● **TASK DETAILS**
List all lines of the data containing the word "this".

● **STORED DATA**
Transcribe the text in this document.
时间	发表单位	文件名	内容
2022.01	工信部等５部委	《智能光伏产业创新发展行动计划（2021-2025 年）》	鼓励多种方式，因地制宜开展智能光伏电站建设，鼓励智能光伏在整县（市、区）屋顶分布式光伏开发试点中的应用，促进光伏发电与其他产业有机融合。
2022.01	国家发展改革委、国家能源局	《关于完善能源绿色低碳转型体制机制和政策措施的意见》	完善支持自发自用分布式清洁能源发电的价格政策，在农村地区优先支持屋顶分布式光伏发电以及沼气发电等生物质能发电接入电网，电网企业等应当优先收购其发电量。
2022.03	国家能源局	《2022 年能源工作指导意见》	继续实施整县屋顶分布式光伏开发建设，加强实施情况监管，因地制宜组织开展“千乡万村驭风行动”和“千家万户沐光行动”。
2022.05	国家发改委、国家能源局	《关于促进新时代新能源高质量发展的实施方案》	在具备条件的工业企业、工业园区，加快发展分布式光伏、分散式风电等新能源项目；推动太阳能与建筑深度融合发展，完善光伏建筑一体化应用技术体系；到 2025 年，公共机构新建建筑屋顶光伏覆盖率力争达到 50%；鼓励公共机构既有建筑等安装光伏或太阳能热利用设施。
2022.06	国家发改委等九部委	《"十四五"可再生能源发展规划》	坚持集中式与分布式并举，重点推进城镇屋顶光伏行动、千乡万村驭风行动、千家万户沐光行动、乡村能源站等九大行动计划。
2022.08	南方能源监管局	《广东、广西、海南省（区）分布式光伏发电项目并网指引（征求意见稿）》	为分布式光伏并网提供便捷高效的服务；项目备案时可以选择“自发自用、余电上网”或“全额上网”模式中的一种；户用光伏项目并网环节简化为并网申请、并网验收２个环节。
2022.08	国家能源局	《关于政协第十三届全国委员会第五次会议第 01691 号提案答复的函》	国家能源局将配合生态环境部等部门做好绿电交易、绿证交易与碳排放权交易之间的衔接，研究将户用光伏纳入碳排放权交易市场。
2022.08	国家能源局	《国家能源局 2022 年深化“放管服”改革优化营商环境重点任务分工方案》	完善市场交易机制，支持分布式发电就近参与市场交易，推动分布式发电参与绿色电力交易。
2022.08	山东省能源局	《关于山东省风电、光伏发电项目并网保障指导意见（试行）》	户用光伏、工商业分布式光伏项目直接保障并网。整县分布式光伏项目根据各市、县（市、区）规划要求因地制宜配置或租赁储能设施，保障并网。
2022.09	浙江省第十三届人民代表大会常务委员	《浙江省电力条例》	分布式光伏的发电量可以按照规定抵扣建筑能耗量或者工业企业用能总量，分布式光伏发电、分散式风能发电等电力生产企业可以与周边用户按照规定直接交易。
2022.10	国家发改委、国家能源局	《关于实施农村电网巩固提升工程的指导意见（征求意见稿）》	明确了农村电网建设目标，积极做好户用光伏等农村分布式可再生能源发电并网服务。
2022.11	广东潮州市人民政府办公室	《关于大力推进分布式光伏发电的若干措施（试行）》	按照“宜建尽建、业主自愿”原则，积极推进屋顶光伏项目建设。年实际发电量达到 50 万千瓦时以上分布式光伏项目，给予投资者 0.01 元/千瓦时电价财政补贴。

--

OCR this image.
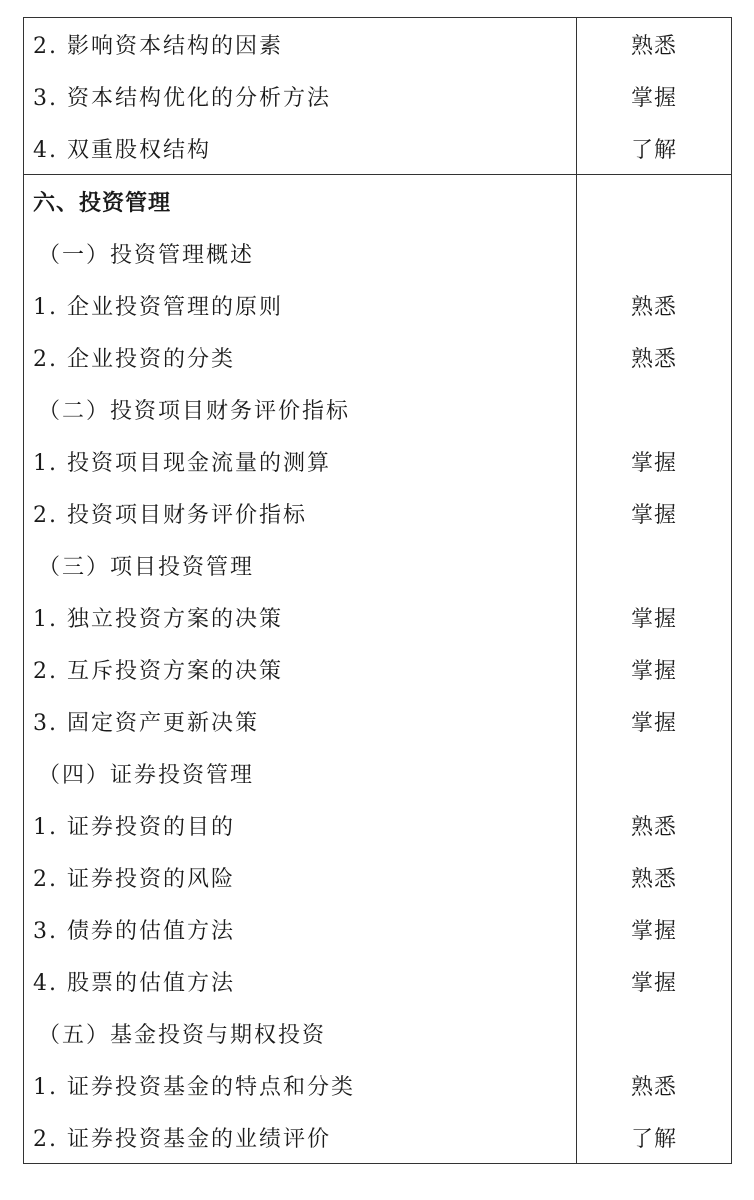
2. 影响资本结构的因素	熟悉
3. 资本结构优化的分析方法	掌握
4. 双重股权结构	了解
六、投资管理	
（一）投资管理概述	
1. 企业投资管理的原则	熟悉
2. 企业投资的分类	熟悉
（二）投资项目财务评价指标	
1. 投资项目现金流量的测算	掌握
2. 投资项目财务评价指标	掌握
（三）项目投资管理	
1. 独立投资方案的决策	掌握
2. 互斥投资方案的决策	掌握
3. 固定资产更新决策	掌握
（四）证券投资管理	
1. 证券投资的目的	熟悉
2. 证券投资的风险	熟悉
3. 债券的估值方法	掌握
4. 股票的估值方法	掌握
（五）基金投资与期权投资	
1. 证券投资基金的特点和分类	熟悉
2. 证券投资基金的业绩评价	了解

● **OUTPUT**
Transcribe the text in this document.
OCR this image.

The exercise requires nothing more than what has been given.